= PAGE EXCERPT =
★ ★ ★ ★ ★ ★ ★
Articles

Nuestra Playa

(Our Beach)
by Emilio Jose

Nuestra Playa (Our Beach) is a popular Spanish song which I first heard about the year 1987 when I was living and working in Honduras.  I was in Protección, a village in the mountains about a two-hour drive from San Pedro Sula where I lived with my family.  It was probably a Saturday night and I had gone there to teach Saturday during the day, and then in the morning of the next day, to celebrate worship services and preach.  Adjacent to the church was a small room which was called the "casa cural," that is, a little house where a visiting priest could stay.  It was not really a house, but a small room, and next to it, a small bathroom with a tiolet.  The villagers had built this little addition some months after my arrival.  I was thankful for it as I did not like to use the forest to relieve myself which had been the case previously.

On that particular Saturday night, perhaps in the church or in front on the patio, two young men were trying to sing Nuetra Playa.  One of them was named Marical who later, just before I left Honduras, stole about $300.00 in church money in order to fix his teeth which were rotting.  I couldn't make out the words of the song except for one line of the refrain which I remembered as this, "Nunca voy a encontrar, un amor como tú," which translated is, "I never will find a love like you."  This line of the song was the most difficult to sing since it required two voices, the second voice repeating the phrase after the first voice.  For that reason, that line was repeated over and over as the singers tried to get it just right.  Apart from the refrain, the song was sung by a single voice.   

After that night I never heard the song again until recently when I managed to track it down on Youtube.  That was a couple of weeks ago, and after listening to it, I decided to comment on it.  The primary theme of the song is a lost love.  It is sung by a man who has gone to the beach where he and his lost love spent many happy hours together.  

I will now give the song in Spanish, and to the right, the English translation.  Let me recommend that the reader absorb the words, and then, once the ideas are planted in the mind, listen to it on Youtube:  http://www.youtube.com/watch?v=4OSXOrpD-OM.  Then, once we have listened to the song several times, I will comment on it in my concluding remarks. 

La playa se ha dormido en tu silencio                                   The beach now sleeps in your silence
Las olas ya no vienen a suspirar                                            The waves no longer come ashore with a sighing sound
Triste se queda el tiempo sin tu presente                               Time remains, sad without your presence
Tristes suenan las notas de mi cantar                                     The notes of my song resound with sadness as well. 

Clavadas se quedaron sobre la arena                                    Upon the sand were once engraved
Todas las ilusiones que yo tejí                                              All the dreams that I once wove
Pero el viento y el agua borró sus huellas                             But the wind and the water erased all traces of you
Nadie sabrá en la vida lo que escribí                                    No one in life will know what I wrote.
★ ★ ★ ★ ★ ★ ★
= LISTED RECORDS =
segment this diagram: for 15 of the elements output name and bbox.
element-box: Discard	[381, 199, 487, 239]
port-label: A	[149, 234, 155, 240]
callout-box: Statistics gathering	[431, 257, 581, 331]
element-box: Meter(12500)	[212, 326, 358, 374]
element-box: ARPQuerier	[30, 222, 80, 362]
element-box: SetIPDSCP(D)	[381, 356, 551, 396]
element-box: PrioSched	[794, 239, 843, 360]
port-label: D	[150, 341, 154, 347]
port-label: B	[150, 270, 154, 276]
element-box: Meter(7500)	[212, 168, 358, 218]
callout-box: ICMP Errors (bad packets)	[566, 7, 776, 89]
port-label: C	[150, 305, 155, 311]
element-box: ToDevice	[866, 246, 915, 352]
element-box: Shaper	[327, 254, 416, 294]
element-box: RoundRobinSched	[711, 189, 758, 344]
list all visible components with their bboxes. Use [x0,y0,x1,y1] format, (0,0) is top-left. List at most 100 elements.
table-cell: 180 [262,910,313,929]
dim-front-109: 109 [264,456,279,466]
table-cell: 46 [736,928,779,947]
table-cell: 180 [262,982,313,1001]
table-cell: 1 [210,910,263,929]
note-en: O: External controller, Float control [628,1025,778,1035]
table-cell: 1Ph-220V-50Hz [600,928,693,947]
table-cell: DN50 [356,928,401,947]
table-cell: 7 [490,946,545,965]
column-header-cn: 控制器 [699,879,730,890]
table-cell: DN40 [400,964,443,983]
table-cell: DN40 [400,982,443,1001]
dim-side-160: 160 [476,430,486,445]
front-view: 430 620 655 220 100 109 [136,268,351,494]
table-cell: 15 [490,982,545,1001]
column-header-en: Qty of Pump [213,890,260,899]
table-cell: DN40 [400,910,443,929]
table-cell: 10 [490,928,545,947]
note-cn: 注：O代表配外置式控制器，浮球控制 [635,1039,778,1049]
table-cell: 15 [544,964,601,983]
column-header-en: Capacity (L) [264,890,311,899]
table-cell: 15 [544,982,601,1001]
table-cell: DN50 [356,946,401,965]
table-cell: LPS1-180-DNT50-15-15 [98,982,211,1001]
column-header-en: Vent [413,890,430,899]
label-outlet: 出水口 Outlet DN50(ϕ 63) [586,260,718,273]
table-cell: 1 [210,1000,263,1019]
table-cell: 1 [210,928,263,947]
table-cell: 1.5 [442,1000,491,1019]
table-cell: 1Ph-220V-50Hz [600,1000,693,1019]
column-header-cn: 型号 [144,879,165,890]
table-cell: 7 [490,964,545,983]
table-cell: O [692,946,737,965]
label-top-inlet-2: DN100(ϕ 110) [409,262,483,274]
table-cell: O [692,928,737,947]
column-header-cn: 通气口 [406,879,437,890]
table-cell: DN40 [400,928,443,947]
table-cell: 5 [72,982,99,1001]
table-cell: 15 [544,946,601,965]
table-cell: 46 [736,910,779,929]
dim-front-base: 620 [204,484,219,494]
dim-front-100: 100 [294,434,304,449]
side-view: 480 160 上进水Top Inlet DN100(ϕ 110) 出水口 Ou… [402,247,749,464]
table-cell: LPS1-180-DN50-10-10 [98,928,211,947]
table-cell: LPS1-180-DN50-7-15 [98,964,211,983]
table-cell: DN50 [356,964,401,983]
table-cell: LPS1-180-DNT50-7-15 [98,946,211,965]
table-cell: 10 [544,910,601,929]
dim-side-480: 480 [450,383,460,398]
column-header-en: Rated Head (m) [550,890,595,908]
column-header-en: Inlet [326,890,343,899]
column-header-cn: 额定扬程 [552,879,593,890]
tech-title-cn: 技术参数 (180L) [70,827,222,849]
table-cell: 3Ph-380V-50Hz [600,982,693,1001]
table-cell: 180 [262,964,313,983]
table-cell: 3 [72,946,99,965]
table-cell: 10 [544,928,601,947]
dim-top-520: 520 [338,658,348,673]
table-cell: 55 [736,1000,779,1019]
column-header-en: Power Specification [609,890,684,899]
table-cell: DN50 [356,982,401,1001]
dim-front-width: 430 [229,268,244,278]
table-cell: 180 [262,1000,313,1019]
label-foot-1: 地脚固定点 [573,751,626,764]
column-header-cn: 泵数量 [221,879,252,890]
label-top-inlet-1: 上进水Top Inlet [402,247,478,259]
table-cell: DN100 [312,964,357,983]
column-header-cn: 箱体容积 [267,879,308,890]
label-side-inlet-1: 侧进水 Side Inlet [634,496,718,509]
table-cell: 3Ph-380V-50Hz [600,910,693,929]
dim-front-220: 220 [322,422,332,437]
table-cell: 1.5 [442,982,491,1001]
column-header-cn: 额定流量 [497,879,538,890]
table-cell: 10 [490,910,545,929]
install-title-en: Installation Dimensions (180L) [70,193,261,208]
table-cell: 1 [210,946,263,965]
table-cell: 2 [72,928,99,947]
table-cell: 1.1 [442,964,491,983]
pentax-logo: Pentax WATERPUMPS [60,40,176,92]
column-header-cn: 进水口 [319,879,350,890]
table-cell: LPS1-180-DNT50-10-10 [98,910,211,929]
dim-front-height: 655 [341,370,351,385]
★ ★ ★ ★ ★ ★ ★
= CHALLENGE =
Please return the passage of the Nuestra Playa essay starting at "Nuestra Playa (Our" and ending at "the case previously.", copied word for word.

= TASK RESULT =
Nuestra Playa (Our Beach) is a popular Spanish song which I first heard about the year 1987 when I was living and working in Honduras.  I was in Protección, a village in the mountains about a two-hour drive from San Pedro Sula where I lived with my family.  It was probably a Saturday night and I had gone there to teach Saturday during the day, and then in the morning of the next day, to celebrate worship services and preach.  Adjacent to the church was a small room which was called the "casa cural," that is, a little house where a visiting priest could stay.  It was not really a house, but a small room, and next to it, a small bathroom with a tiolet.  The villagers had built this little addition some months after my arrival.  I was thankful for it as I did not like to use the forest to relieve myself which had been the case previously.